What is needed =
Without the images, write out all of the following entries exactly.

Data shown =
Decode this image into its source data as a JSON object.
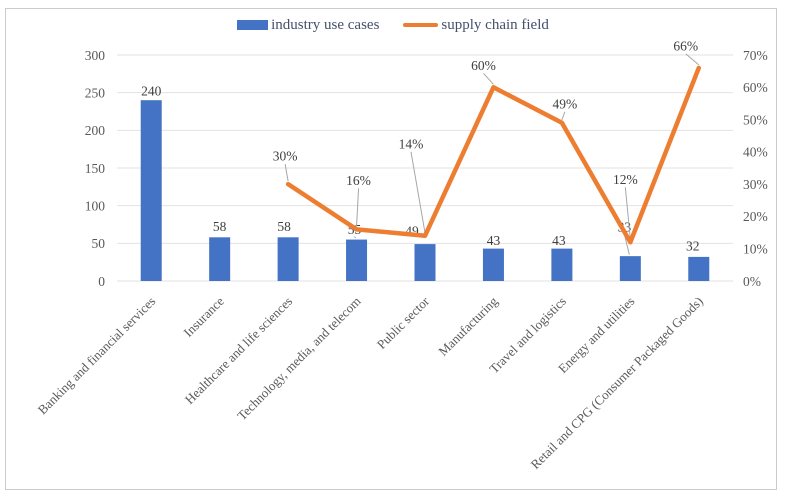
{
  "figure": {
    "background": "#ffffff",
    "border_color": "#cbcbcb"
  },
  "legend": {
    "position": "top",
    "items": [
      {
        "label": "industry use cases",
        "marker": "bar-swatch",
        "color": "#4472C4"
      },
      {
        "label": "supply chain field",
        "marker": "line-swatch",
        "color": "#ED7D31"
      }
    ]
  },
  "chart_data": {
    "type": "combo-bar-line",
    "title": "",
    "categories": [
      "Banking and financial services",
      "Insurance",
      "Healthcare and life sciences",
      "Technology, media, and telecom",
      "Public sector",
      "Manufacturing",
      "Travel and logistics",
      "Energy and utilities",
      "Retail and CPG (Consumer Packaged Goods)"
    ],
    "series": [
      {
        "name": "industry use cases",
        "type": "bar",
        "axis": "left",
        "color": "#4472C4",
        "values": [
          240,
          58,
          58,
          55,
          49,
          43,
          43,
          33,
          32
        ],
        "data_labels": [
          "240",
          "58",
          "58",
          "55",
          "49",
          "43",
          "43",
          "33",
          "32"
        ]
      },
      {
        "name": "supply chain field",
        "type": "line",
        "axis": "right",
        "color": "#ED7D31",
        "values": [
          null,
          null,
          30,
          16,
          14,
          60,
          49,
          12,
          66
        ],
        "data_labels": [
          null,
          null,
          "30%",
          "16%",
          "14%",
          "60%",
          "49%",
          "12%",
          "66%"
        ]
      }
    ],
    "left_axis": {
      "min": 0,
      "max": 300,
      "step": 50,
      "tick_labels": [
        "0",
        "50",
        "100",
        "150",
        "200",
        "250",
        "300"
      ]
    },
    "right_axis": {
      "min": 0,
      "max": 70,
      "step": 10,
      "tick_labels": [
        "0%",
        "10%",
        "20%",
        "30%",
        "40%",
        "50%",
        "60%",
        "70%"
      ]
    },
    "gridlines": "horizontal",
    "gridline_color": "#e2e2e2",
    "leader_line_color": "#a6a6a6",
    "legend_position": "top"
  }
}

Exercise result =
Decode this image into its source data as a JSON object.
{
  "figure": {
    "background": "#ffffff",
    "border_color": "#cbcbcb"
  },
  "legend": {
    "position": "top",
    "items": [
      {
        "label": "industry use cases",
        "marker": "bar-swatch",
        "color": "#4472C4"
      },
      {
        "label": "supply chain field",
        "marker": "line-swatch",
        "color": "#ED7D31"
      }
    ]
  },
  "chart_data": {
    "type": "combo-bar-line",
    "title": "",
    "categories": [
      "Banking and financial services",
      "Insurance",
      "Healthcare and life sciences",
      "Technology, media, and telecom",
      "Public sector",
      "Manufacturing",
      "Travel and logistics",
      "Energy and utilities",
      "Retail and CPG (Consumer Packaged Goods)"
    ],
    "series": [
      {
        "name": "industry use cases",
        "type": "bar",
        "axis": "left",
        "color": "#4472C4",
        "values": [
          240,
          58,
          58,
          55,
          49,
          43,
          43,
          33,
          32
        ],
        "data_labels": [
          "240",
          "58",
          "58",
          "55",
          "49",
          "43",
          "43",
          "33",
          "32"
        ]
      },
      {
        "name": "supply chain field",
        "type": "line",
        "axis": "right",
        "color": "#ED7D31",
        "values": [
          null,
          null,
          30,
          16,
          14,
          60,
          49,
          12,
          66
        ],
        "data_labels": [
          null,
          null,
          "30%",
          "16%",
          "14%",
          "60%",
          "49%",
          "12%",
          "66%"
        ]
      }
    ],
    "left_axis": {
      "min": 0,
      "max": 300,
      "step": 50,
      "tick_labels": [
        "0",
        "50",
        "100",
        "150",
        "200",
        "250",
        "300"
      ]
    },
    "right_axis": {
      "min": 0,
      "max": 70,
      "step": 10,
      "tick_labels": [
        "0%",
        "10%",
        "20%",
        "30%",
        "40%",
        "50%",
        "60%",
        "70%"
      ]
    },
    "gridlines": "horizontal",
    "gridline_color": "#e2e2e2",
    "leader_line_color": "#a6a6a6",
    "legend_position": "top"
  }
}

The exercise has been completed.